* [Task goal] The listing below is to be output in its exact form.

Data extracted from a collection:

-----

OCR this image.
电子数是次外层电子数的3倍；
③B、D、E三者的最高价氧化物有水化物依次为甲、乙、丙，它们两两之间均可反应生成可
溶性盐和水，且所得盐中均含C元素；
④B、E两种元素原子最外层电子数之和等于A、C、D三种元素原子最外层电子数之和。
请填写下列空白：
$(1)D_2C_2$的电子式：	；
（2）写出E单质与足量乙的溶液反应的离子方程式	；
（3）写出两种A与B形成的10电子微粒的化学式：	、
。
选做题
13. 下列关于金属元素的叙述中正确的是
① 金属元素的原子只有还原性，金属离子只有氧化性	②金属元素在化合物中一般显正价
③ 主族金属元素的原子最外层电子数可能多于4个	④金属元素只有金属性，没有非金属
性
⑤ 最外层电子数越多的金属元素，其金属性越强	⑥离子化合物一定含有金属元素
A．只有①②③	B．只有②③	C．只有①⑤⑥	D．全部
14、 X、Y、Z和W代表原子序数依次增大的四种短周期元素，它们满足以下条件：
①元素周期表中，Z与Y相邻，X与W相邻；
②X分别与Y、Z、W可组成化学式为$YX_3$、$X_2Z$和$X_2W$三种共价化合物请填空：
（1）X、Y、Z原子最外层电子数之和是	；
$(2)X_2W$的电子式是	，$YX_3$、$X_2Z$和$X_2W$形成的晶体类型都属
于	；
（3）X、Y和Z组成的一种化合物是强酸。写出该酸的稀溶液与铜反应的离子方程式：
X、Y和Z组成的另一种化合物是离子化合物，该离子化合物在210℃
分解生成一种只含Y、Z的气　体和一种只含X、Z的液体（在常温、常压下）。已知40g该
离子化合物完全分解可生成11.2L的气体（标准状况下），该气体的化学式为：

-----

* [Solution]
OCR this image.
电子数是次外层电子数的3倍；
③B、D、E三者的最高价氧化物有水化物依次为甲、乙、丙，它们两两之间均可反应生成可
溶性盐和水，且所得盐中均含C元素；
④B、E两种元素原子最外层电子数之和等于A、C、D三种元素原子最外层电子数之和。
请填写下列空白：
$(1)D_2C_2$的电子式：	；
（2）写出E单质与足量乙的溶液反应的离子方程式	；
（3）写出两种A与B形成的10电子微粒的化学式：	、
。
选做题
13. 下列关于金属元素的叙述中正确的是
① 金属元素的原子只有还原性，金属离子只有氧化性	②金属元素在化合物中一般显正价
③ 主族金属元素的原子最外层电子数可能多于4个	④金属元素只有金属性，没有非金属
性
⑤ 最外层电子数越多的金属元素，其金属性越强	⑥离子化合物一定含有金属元素
A．只有①②③	B．只有②③	C．只有①⑤⑥	D．全部
14、 X、Y、Z和W代表原子序数依次增大的四种短周期元素，它们满足以下条件：
①元素周期表中，Z与Y相邻，X与W相邻；
②X分别与Y、Z、W可组成化学式为$YX_3$、$X_2Z$和$X_2W$三种共价化合物请填空：
（1）X、Y、Z原子最外层电子数之和是	；
$(2)X_2W$的电子式是	，$YX_3$、$X_2Z$和$X_2W$形成的晶体类型都属
于	；
（3）X、Y和Z组成的一种化合物是强酸。写出该酸的稀溶液与铜反应的离子方程式：
X、Y和Z组成的另一种化合物是离子化合物，该离子化合物在210℃
分解生成一种只含Y、Z的气　体和一种只含X、Z的液体（在常温、常压下）。已知40g该
离子化合物完全分解可生成11.2L的气体（标准状况下），该气体的化学式为：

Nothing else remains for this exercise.